WRITTEN PROBLEM ▸ Present the following data again exactly as it is shown.
-- START OF EXERCISE MATERIAL --
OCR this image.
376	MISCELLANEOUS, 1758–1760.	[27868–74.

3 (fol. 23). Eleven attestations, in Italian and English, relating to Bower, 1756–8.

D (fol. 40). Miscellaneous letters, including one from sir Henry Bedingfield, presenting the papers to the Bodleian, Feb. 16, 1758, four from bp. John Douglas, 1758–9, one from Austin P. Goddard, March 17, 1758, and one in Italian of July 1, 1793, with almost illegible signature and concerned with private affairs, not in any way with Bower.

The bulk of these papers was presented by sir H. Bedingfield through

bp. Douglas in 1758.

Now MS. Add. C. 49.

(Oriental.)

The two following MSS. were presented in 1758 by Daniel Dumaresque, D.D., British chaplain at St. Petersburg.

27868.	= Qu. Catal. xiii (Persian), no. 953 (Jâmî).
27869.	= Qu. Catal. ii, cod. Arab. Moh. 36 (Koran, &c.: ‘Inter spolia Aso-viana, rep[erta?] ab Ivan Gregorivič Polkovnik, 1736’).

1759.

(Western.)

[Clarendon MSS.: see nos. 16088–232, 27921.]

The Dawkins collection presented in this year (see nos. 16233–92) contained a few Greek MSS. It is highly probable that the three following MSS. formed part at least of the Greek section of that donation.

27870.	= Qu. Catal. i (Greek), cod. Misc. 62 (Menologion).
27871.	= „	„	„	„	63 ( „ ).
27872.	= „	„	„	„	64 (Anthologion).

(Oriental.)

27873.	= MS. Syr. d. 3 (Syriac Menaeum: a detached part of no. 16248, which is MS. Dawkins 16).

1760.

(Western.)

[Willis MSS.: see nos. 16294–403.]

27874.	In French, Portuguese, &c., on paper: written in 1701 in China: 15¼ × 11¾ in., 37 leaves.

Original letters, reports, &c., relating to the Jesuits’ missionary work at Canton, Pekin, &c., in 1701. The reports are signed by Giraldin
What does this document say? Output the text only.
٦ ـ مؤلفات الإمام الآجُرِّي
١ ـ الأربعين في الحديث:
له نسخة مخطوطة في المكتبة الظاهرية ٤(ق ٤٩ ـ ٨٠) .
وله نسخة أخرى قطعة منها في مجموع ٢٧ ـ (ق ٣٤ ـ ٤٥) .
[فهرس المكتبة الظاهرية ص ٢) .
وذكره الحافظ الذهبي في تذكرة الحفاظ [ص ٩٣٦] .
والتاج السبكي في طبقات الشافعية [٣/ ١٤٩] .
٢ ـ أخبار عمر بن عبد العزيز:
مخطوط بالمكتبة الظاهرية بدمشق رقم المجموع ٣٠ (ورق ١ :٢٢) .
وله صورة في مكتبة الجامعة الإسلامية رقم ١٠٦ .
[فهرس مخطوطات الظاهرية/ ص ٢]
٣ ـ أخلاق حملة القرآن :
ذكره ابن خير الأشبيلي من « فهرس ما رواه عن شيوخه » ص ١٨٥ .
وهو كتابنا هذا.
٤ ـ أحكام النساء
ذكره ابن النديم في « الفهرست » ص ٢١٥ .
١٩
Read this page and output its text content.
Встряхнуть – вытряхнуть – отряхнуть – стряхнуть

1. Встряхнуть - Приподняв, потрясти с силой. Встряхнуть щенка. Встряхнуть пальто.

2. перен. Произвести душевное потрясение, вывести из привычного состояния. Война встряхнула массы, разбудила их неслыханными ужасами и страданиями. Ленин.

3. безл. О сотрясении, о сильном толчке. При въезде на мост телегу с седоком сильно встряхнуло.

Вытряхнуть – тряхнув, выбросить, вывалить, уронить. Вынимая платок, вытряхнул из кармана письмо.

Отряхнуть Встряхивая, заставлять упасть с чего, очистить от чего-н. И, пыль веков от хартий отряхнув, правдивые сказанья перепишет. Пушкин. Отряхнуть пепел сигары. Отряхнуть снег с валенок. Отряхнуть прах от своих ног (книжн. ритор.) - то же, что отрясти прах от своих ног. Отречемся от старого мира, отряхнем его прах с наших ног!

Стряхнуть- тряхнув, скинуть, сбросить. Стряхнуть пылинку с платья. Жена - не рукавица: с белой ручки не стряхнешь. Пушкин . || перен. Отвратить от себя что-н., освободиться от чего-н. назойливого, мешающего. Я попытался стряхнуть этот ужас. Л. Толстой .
-- END OF EXERCISE MATERIAL --
EXPECTED ANSWER ▸
OCR this image.
376	MISCELLANEOUS, 1758–1760.	[27868–74.

3 (fol. 23). Eleven attestations, in Italian and English, relating to Bower, 1756–8.

D (fol. 40). Miscellaneous letters, including one from sir Henry Bedingfield, presenting the papers to the Bodleian, Feb. 16, 1758, four from bp. John Douglas, 1758–9, one from Austin P. Goddard, March 17, 1758, and one in Italian of July 1, 1793, with almost illegible signature and concerned with private affairs, not in any way with Bower.

The bulk of these papers was presented by sir H. Bedingfield through

bp. Douglas in 1758.

Now MS. Add. C. 49.

(Oriental.)

The two following MSS. were presented in 1758 by Daniel Dumaresque, D.D., British chaplain at St. Petersburg.

27868.	= Qu. Catal. xiii (Persian), no. 953 (Jâmî).
27869.	= Qu. Catal. ii, cod. Arab. Moh. 36 (Koran, &c.: ‘Inter spolia Aso-viana, rep[erta?] ab Ivan Gregorivič Polkovnik, 1736’).

1759.

(Western.)

[Clarendon MSS.: see nos. 16088–232, 27921.]

The Dawkins collection presented in this year (see nos. 16233–92) contained a few Greek MSS. It is highly probable that the three following MSS. formed part at least of the Greek section of that donation.

27870.	= Qu. Catal. i (Greek), cod. Misc. 62 (Menologion).
27871.	= „	„	„	„	63 ( „ ).
27872.	= „	„	„	„	64 (Anthologion).

(Oriental.)

27873.	= MS. Syr. d. 3 (Syriac Menaeum: a detached part of no. 16248, which is MS. Dawkins 16).

1760.

(Western.)

[Willis MSS.: see nos. 16294–403.]

27874.	In French, Portuguese, &c., on paper: written in 1701 in China: 15¼ × 11¾ in., 37 leaves.

Original letters, reports, &c., relating to the Jesuits’ missionary work at Canton, Pekin, &c., in 1701. The reports are signed by Giraldin
What does this document say? Output the text only.
٦ ـ مؤلفات الإمام الآجُرِّي
١ ـ الأربعين في الحديث:
له نسخة مخطوطة في المكتبة الظاهرية ٤(ق ٤٩ ـ ٨٠) .
وله نسخة أخرى قطعة منها في مجموع ٢٧ ـ (ق ٣٤ ـ ٤٥) .
[فهرس المكتبة الظاهرية ص ٢) .
وذكره الحافظ الذهبي في تذكرة الحفاظ [ص ٩٣٦] .
والتاج السبكي في طبقات الشافعية [٣/ ١٤٩] .
٢ ـ أخبار عمر بن عبد العزيز:
مخطوط بالمكتبة الظاهرية بدمشق رقم المجموع ٣٠ (ورق ١ :٢٢) .
وله صورة في مكتبة الجامعة الإسلامية رقم ١٠٦ .
[فهرس مخطوطات الظاهرية/ ص ٢]
٣ ـ أخلاق حملة القرآن :
ذكره ابن خير الأشبيلي من « فهرس ما رواه عن شيوخه » ص ١٨٥ .
وهو كتابنا هذا.
٤ ـ أحكام النساء
ذكره ابن النديم في « الفهرست » ص ٢١٥ .
١٩
Read this page and output its text content.
Встряхнуть – вытряхнуть – отряхнуть – стряхнуть

1. Встряхнуть - Приподняв, потрясти с силой. Встряхнуть щенка. Встряхнуть пальто.

2. перен. Произвести душевное потрясение, вывести из привычного состояния. Война встряхнула массы, разбудила их неслыханными ужасами и страданиями. Ленин.

3. безл. О сотрясении, о сильном толчке. При въезде на мост телегу с седоком сильно встряхнуло.

Вытряхнуть – тряхнув, выбросить, вывалить, уронить. Вынимая платок, вытряхнул из кармана письмо.

Отряхнуть Встряхивая, заставлять упасть с чего, очистить от чего-н. И, пыль веков от хартий отряхнув, правдивые сказанья перепишет. Пушкин. Отряхнуть пепел сигары. Отряхнуть снег с валенок. Отряхнуть прах от своих ног (книжн. ритор.) - то же, что отрясти прах от своих ног. Отречемся от старого мира, отряхнем его прах с наших ног!

Стряхнуть- тряхнув, скинуть, сбросить. Стряхнуть пылинку с платья. Жена - не рукавица: с белой ручки не стряхнешь. Пушкин . || перен. Отвратить от себя что-н., освободиться от чего-н. назойливого, мешающего. Я попытался стряхнуть этот ужас. Л. Толстой .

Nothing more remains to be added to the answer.